> [Short problem]:
Extract, exactly as written, the line that contains "Type out the text in this image." and all lines after it through the end of the records. Omit pictures.

** Begin Dataset rows **

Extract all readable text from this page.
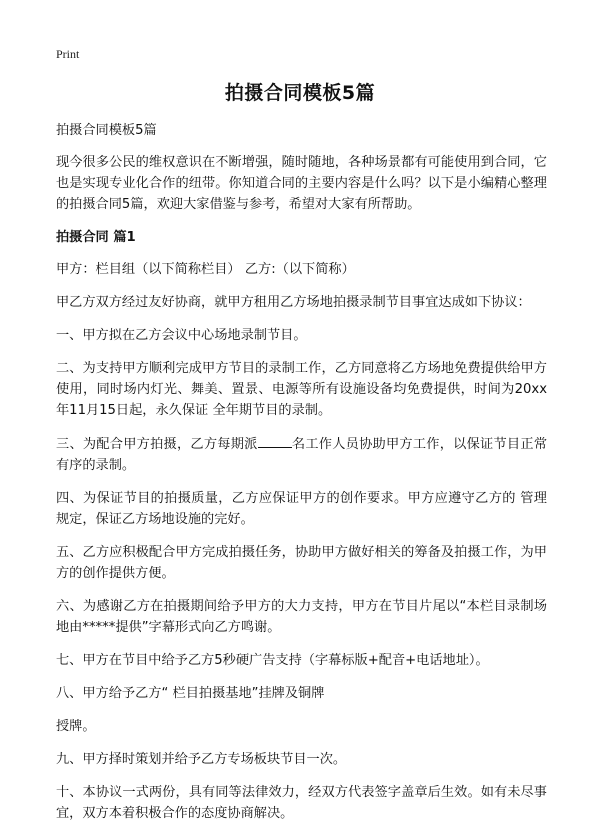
Print
拍摄合同模板5篇

拍摄合同模板5篇

现今很多公民的维权意识在不断增强，随时随地，各种场景都有可能使用到合同，它也是实现专业化合作的纽带。你知道合同的主要内容是什么吗？以下是小编精心整理的拍摄合同5篇，欢迎大家借鉴与参考，希望对大家有所帮助。

拍摄合同 篇1

甲方：栏目组（以下简称栏目） 乙方:（以下简称）

甲乙方双方经过友好协商，就甲方租用乙方场地拍摄录制节目事宜达成如下协议：

一、甲方拟在乙方会议中心场地录制节目。

二、为支持甲方顺利完成甲方节目的录制工作，乙方同意将乙方场地免费提供给甲方使用，同时场内灯光、舞美、置景、电源等所有设施设备均免费提供，时间为20xx年11月15日起，永久保证 全年期节目的录制。

三、为配合甲方拍摄，乙方每期派	名工作人员协助甲方工作，以保证节目正常有序的录制。

四、为保证节目的拍摄质量，乙方应保证甲方的创作要求。甲方应遵守乙方的 管理规定，保证乙方场地设施的完好。

五、乙方应积极配合甲方完成拍摄任务，协助甲方做好相关的筹备及拍摄工作，为甲方的创作提供方便。

六、为感谢乙方在拍摄期间给予甲方的大力支持，甲方在节目片尾以“本栏目录制场地由*****提供”字幕形式向乙方鸣谢。

七、甲方在节目中给予乙方5秒硬广告支持（字幕标版+配音+电话地址）。

八、甲方给予乙方“ 栏目拍摄基地”挂牌及铜牌

授牌。

九、甲方择时策划并给予乙方专场板块节目一次。

十、本协议一式两份，具有同等法律效力，经双方代表签字盖章后生效。如有未尽事宜，双方本着积极合作的态度协商解决。
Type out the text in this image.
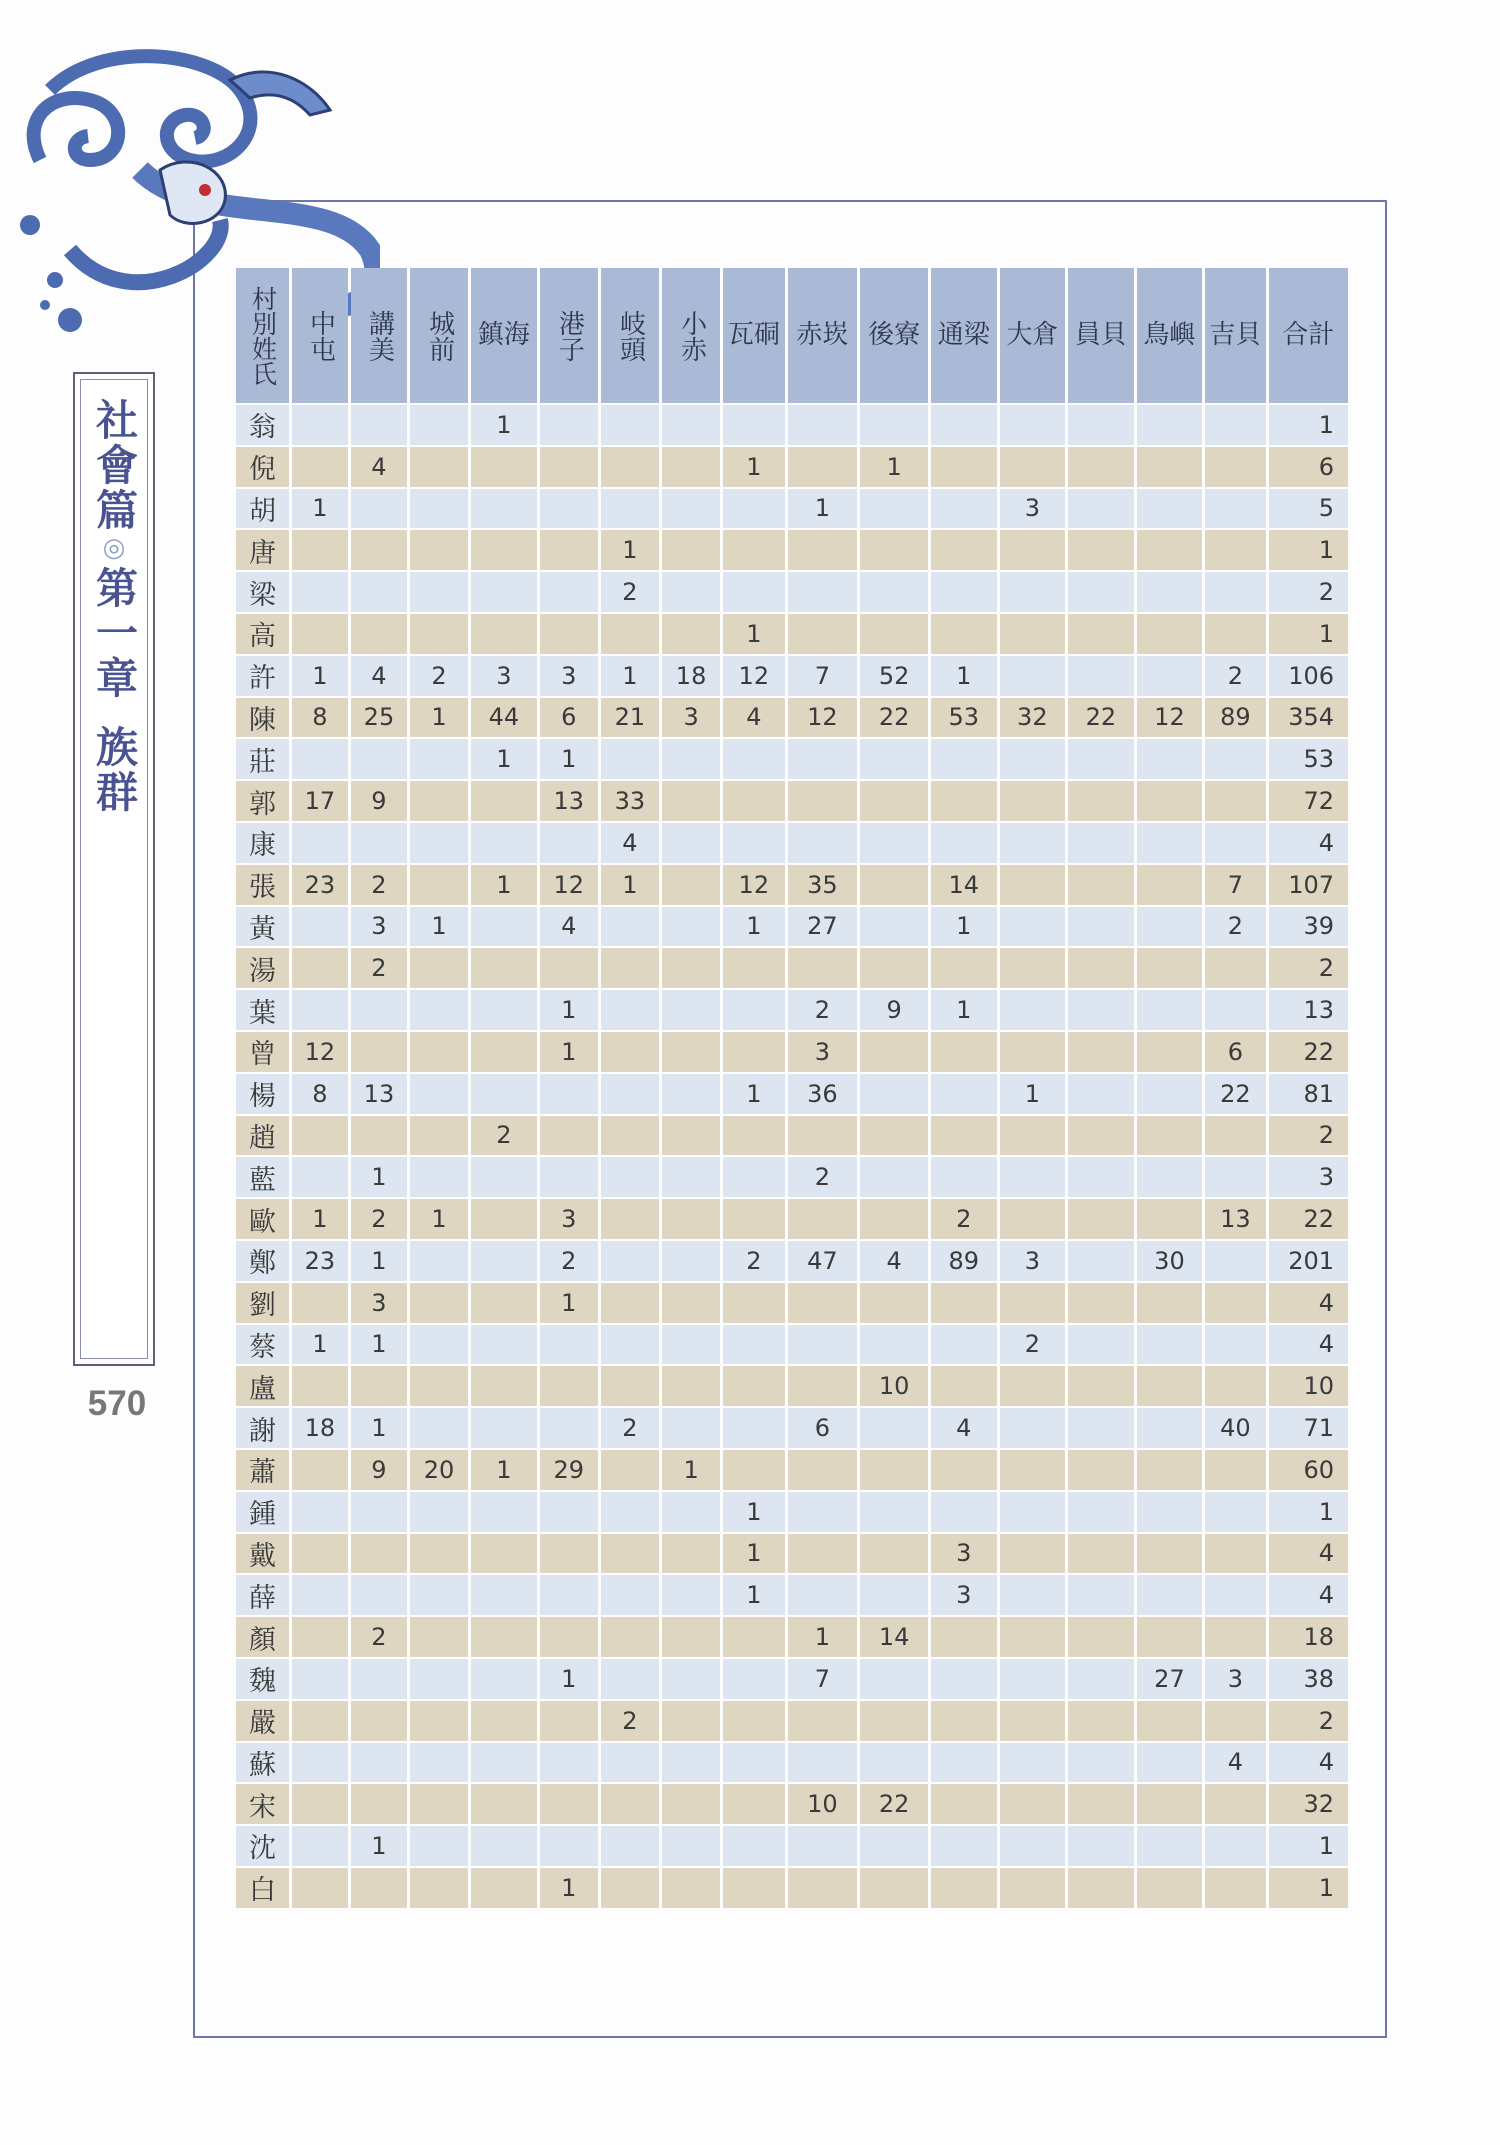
社
會
篇
◎
第
一
章
族
群
570
村別姓氏	中屯	講美	城前	鎮海	港子	岐頭	小赤	瓦硐	赤崁	後寮	通梁	大倉	員貝	鳥嶼	吉貝	合計
翁				1												1
倪		4						1		1						6
胡	1								1			3				5
唐						1										1
梁						2										2
高								1								1
許	1	4	2	3	3	1	18	12	7	52	1				2	106
陳	8	25	1	44	6	21	3	4	12	22	53	32	22	12	89	354
莊				1	1											53
郭	17	9			13	33										72
康						4										4
張	23	2		1	12	1		12	35		14				7	107
黃		3	1		4			1	27		1				2	39
湯		2														2
葉					1				2	9	1					13
曾	12				1				3						6	22
楊	8	13						1	36			1			22	81
趙				2												2
藍		1							2							3
歐	1	2	1		3						2				13	22
鄭	23	1			2			2	47	4	89	3		30		201
劉		3			1											4
蔡	1	1										2				4
盧										10						10
謝	18	1				2			6		4				40	71
蕭		9	20	1	29		1									60
鍾								1								1
戴								1			3					4
薛								1			3					4
顏		2							1	14						18
魏					1				7					27	3	38
嚴						2										2
蘇															4	4
宋									10	22						32
沈		1														1
白					1											1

** End Dataset rows **

> [Correct response]:
Type out the text in this image.
社
會
篇
◎
第
一
章
族
群
570
村別姓氏	中屯	講美	城前	鎮海	港子	岐頭	小赤	瓦硐	赤崁	後寮	通梁	大倉	員貝	鳥嶼	吉貝	合計
翁				1												1
倪		4						1		1						6
胡	1								1			3				5
唐						1										1
梁						2										2
高								1								1
許	1	4	2	3	3	1	18	12	7	52	1				2	106
陳	8	25	1	44	6	21	3	4	12	22	53	32	22	12	89	354
莊				1	1											53
郭	17	9			13	33										72
康						4										4
張	23	2		1	12	1		12	35		14				7	107
黃		3	1		4			1	27		1				2	39
湯		2														2
葉					1				2	9	1					13
曾	12				1				3						6	22
楊	8	13						1	36			1			22	81
趙				2												2
藍		1							2							3
歐	1	2	1		3						2				13	22
鄭	23	1			2			2	47	4	89	3		30		201
劉		3			1											4
蔡	1	1										2				4
盧										10						10
謝	18	1				2			6		4				40	71
蕭		9	20	1	29		1									60
鍾								1								1
戴								1			3					4
薛								1			3					4
顏		2							1	14						18
魏					1				7					27	3	38
嚴						2										2
蘇															4	4
宋									10	22						32
沈		1														1
白					1											1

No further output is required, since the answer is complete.